◆ Task to carry out ◆
Look through the data below. Collect every line where the word "image" occurs.

◆ Recorded data ◆
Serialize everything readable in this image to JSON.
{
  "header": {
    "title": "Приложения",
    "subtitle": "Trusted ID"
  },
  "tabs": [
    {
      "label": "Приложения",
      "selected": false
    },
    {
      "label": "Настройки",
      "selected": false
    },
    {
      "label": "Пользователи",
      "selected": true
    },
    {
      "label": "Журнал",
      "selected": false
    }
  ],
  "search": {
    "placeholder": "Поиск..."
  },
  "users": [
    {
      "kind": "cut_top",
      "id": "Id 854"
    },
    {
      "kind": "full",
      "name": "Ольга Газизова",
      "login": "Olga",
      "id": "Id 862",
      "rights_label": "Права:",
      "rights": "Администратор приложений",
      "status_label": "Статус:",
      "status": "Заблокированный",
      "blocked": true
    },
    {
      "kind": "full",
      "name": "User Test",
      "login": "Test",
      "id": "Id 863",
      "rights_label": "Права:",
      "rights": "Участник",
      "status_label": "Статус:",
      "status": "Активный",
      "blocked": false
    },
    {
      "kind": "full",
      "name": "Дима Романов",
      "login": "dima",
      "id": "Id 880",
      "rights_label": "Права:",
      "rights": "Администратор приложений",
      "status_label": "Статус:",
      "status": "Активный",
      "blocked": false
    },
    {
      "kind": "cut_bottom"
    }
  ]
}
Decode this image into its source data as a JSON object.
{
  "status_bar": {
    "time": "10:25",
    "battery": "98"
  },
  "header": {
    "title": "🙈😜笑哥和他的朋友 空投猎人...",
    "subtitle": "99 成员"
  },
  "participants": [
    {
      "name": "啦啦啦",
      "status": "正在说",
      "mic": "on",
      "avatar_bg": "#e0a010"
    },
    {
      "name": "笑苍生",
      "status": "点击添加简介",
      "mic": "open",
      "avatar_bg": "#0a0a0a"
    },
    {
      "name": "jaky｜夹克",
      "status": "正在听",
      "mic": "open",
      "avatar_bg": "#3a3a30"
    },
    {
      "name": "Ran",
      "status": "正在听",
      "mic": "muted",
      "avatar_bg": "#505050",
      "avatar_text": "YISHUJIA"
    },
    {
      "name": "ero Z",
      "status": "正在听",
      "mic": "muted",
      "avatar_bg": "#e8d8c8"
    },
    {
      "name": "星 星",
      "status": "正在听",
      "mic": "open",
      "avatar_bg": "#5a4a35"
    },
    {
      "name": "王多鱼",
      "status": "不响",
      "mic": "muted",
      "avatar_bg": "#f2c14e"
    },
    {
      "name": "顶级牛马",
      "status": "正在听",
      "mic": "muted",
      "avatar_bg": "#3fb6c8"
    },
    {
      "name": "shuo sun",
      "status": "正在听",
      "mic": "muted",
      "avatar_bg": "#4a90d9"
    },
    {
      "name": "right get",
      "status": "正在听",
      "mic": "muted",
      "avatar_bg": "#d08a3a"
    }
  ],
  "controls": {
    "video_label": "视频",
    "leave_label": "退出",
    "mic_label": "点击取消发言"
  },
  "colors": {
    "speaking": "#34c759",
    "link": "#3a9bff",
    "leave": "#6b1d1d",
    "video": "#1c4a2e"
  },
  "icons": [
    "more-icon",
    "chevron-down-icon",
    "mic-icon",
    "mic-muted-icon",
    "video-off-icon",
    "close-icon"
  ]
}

◆ Exercise answer ◆
Serialize everything readable in this image to JSON.
Decode this image into its source data as a JSON object.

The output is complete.